Records from a dataset:
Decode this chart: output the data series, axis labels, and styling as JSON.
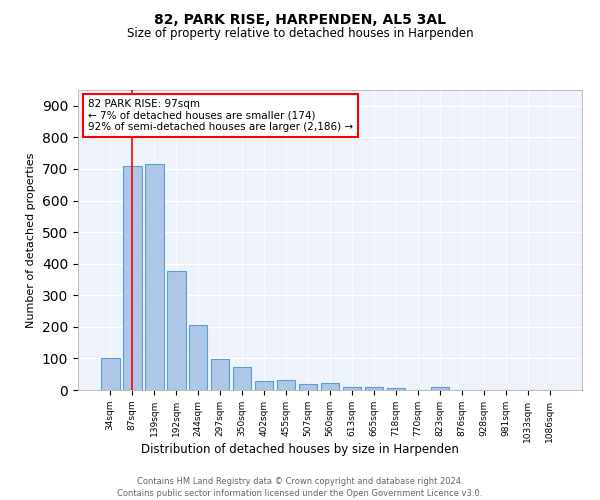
{
  "title1": "82, PARK RISE, HARPENDEN, AL5 3AL",
  "title2": "Size of property relative to detached houses in Harpenden",
  "xlabel": "Distribution of detached houses by size in Harpenden",
  "ylabel": "Number of detached properties",
  "categories": [
    "34sqm",
    "87sqm",
    "139sqm",
    "192sqm",
    "244sqm",
    "297sqm",
    "350sqm",
    "402sqm",
    "455sqm",
    "507sqm",
    "560sqm",
    "613sqm",
    "665sqm",
    "718sqm",
    "770sqm",
    "823sqm",
    "876sqm",
    "928sqm",
    "981sqm",
    "1033sqm",
    "1086sqm"
  ],
  "values": [
    100,
    710,
    715,
    378,
    207,
    97,
    72,
    30,
    32,
    20,
    23,
    10,
    8,
    7,
    0,
    8,
    0,
    0,
    0,
    0,
    0
  ],
  "bar_color": "#aec6e8",
  "bar_edge_color": "#5a9fd4",
  "property_line_x": 1,
  "annotation_text": "82 PARK RISE: 97sqm\n← 7% of detached houses are smaller (174)\n92% of semi-detached houses are larger (2,186) →",
  "footnote1": "Contains HM Land Registry data © Crown copyright and database right 2024.",
  "footnote2": "Contains public sector information licensed under the Open Government Licence v3.0.",
  "bg_color": "#ffffff",
  "plot_bg_color": "#eef2fb",
  "ylim": [
    0,
    950
  ],
  "yticks": [
    0,
    100,
    200,
    300,
    400,
    500,
    600,
    700,
    800,
    900
  ]
}
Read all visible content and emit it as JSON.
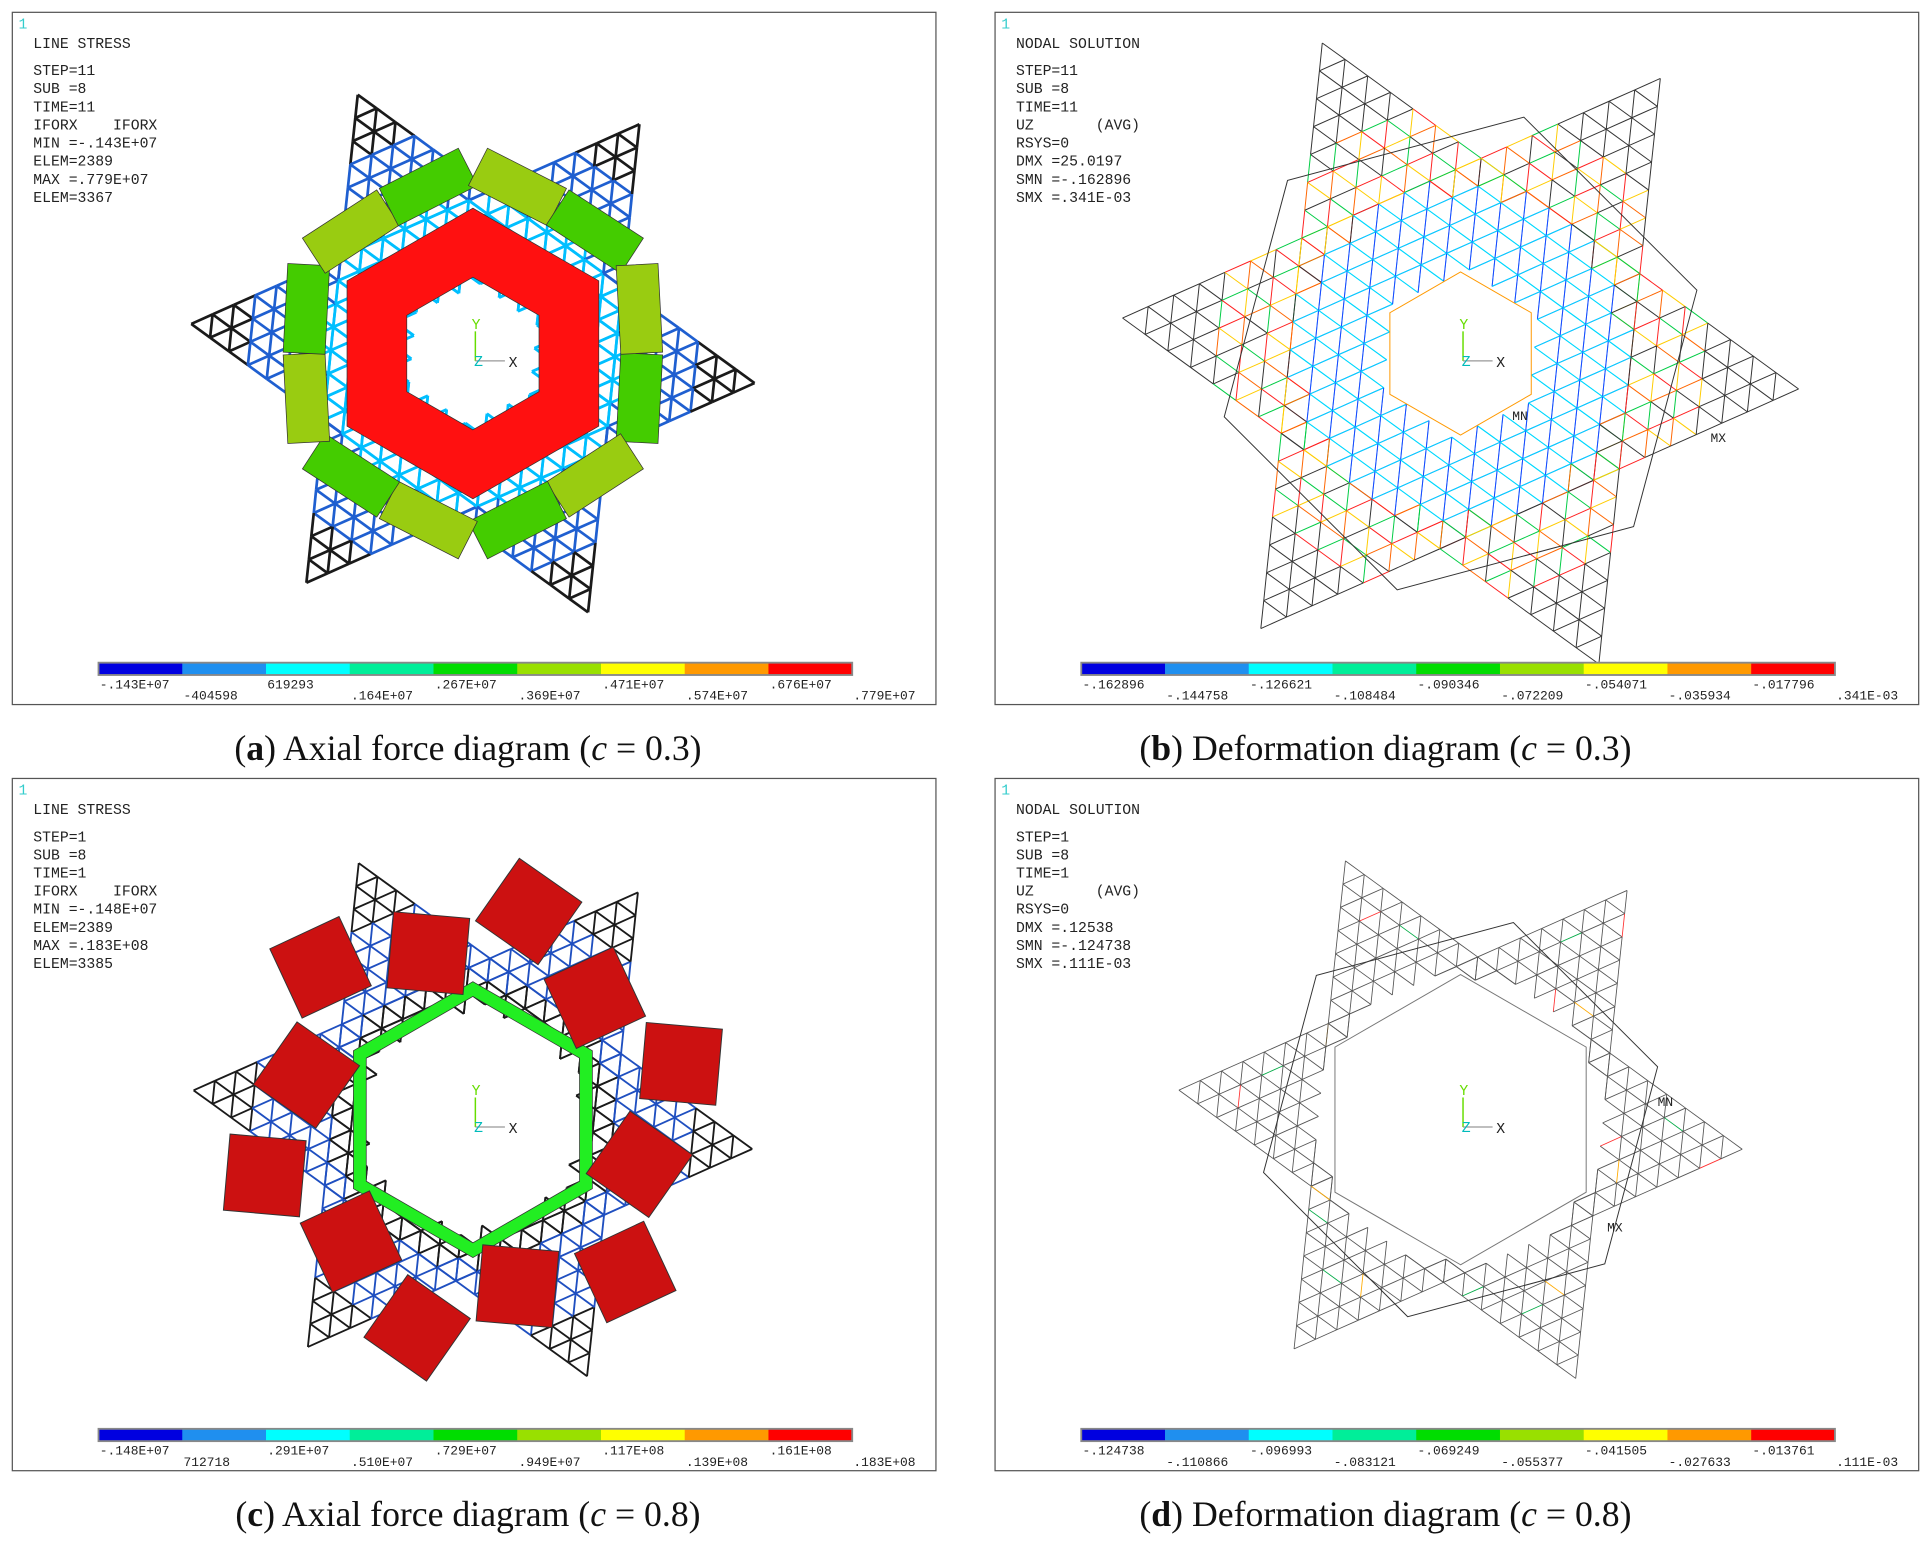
{
  "panels": [
    {
      "corner_number": "1",
      "header": [
        "LINE STRESS",
        "STEP=11",
        "SUB =8",
        "TIME=11",
        "IFORX    IFORX",
        "MIN =-.143E+07",
        "ELEM=2389",
        "MAX =.779E+07",
        "ELEM=3367"
      ],
      "triad": {
        "y": "Y",
        "z": "Z",
        "x": "X"
      },
      "annotations": [],
      "legend": {
        "colors": [
          "#0000e0",
          "#1f8fef",
          "#00ffff",
          "#00ee99",
          "#00dd00",
          "#99e000",
          "#ffff00",
          "#ff9900",
          "#ff0000"
        ],
        "labels": [
          "-.143E+07",
          "-404598",
          "619293",
          ".164E+07",
          ".267E+07",
          ".369E+07",
          ".471E+07",
          ".574E+07",
          ".676E+07",
          ".779E+07"
        ]
      },
      "caption": [
        {
          "text": "(",
          "style": "normal"
        },
        {
          "text": "a",
          "style": "bold"
        },
        {
          "text": ") Axial force diagram (",
          "style": "normal"
        },
        {
          "text": "c",
          "style": "italic"
        },
        {
          "text": " = 0.3)",
          "style": "normal"
        }
      ]
    },
    {
      "corner_number": "1",
      "header": [
        "NODAL SOLUTION",
        "STEP=11",
        "SUB =8",
        "TIME=11",
        "UZ       (AVG)",
        "RSYS=0",
        "DMX =25.0197",
        "SMN =-.162896",
        "SMX =.341E-03"
      ],
      "triad": {
        "y": "Y",
        "z": "Z",
        "x": "X"
      },
      "annotations": [
        "MN",
        "MX"
      ],
      "legend": {
        "colors": [
          "#0000e0",
          "#1f8fef",
          "#00ffff",
          "#00ee99",
          "#00dd00",
          "#99e000",
          "#ffff00",
          "#ff9900",
          "#ff0000"
        ],
        "labels": [
          "-.162896",
          "-.144758",
          "-.126621",
          "-.108484",
          "-.090346",
          "-.072209",
          "-.054071",
          "-.035934",
          "-.017796",
          ".341E-03"
        ]
      },
      "caption": [
        {
          "text": "(",
          "style": "normal"
        },
        {
          "text": "b",
          "style": "bold"
        },
        {
          "text": ") Deformation diagram (",
          "style": "normal"
        },
        {
          "text": "c",
          "style": "italic"
        },
        {
          "text": " = 0.3)",
          "style": "normal"
        }
      ]
    },
    {
      "corner_number": "1",
      "header": [
        "LINE STRESS",
        "STEP=1",
        "SUB =8",
        "TIME=1",
        "IFORX    IFORX",
        "MIN =-.148E+07",
        "ELEM=2389",
        "MAX =.183E+08",
        "ELEM=3385"
      ],
      "triad": {
        "y": "Y",
        "z": "Z",
        "x": "X"
      },
      "annotations": [],
      "legend": {
        "colors": [
          "#0000e0",
          "#1f8fef",
          "#00ffff",
          "#00ee99",
          "#00dd00",
          "#99e000",
          "#ffff00",
          "#ff9900",
          "#ff0000"
        ],
        "labels": [
          "-.148E+07",
          "712718",
          ".291E+07",
          ".510E+07",
          ".729E+07",
          ".949E+07",
          ".117E+08",
          ".139E+08",
          ".161E+08",
          ".183E+08"
        ]
      },
      "caption": [
        {
          "text": "(",
          "style": "normal"
        },
        {
          "text": "c",
          "style": "bold"
        },
        {
          "text": ") Axial force diagram (",
          "style": "normal"
        },
        {
          "text": "c",
          "style": "italic"
        },
        {
          "text": " = 0.8)",
          "style": "normal"
        }
      ]
    },
    {
      "corner_number": "1",
      "header": [
        "NODAL SOLUTION",
        "STEP=1",
        "SUB =8",
        "TIME=1",
        "UZ       (AVG)",
        "RSYS=0",
        "DMX =.12538",
        "SMN =-.124738",
        "SMX =.111E-03"
      ],
      "triad": {
        "y": "Y",
        "z": "Z",
        "x": "X"
      },
      "annotations": [
        "MN",
        "MX"
      ],
      "legend": {
        "colors": [
          "#0000e0",
          "#1f8fef",
          "#00ffff",
          "#00ee99",
          "#00dd00",
          "#99e000",
          "#ffff00",
          "#ff9900",
          "#ff0000"
        ],
        "labels": [
          "-.124738",
          "-.110866",
          "-.096993",
          "-.083121",
          "-.069249",
          "-.055377",
          "-.041505",
          "-.027633",
          "-.013761",
          ".111E-03"
        ]
      },
      "caption": [
        {
          "text": "(",
          "style": "normal"
        },
        {
          "text": "d",
          "style": "bold"
        },
        {
          "text": ") Deformation diagram (",
          "style": "normal"
        },
        {
          "text": "c",
          "style": "italic"
        },
        {
          "text": " = 0.8)",
          "style": "normal"
        }
      ]
    }
  ]
}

** WHAT THE TASK ASKS **
Report how many lines in these entries contain "detached". Answer with the number only.

** RESPONSE TO THIS EXERCISE **
4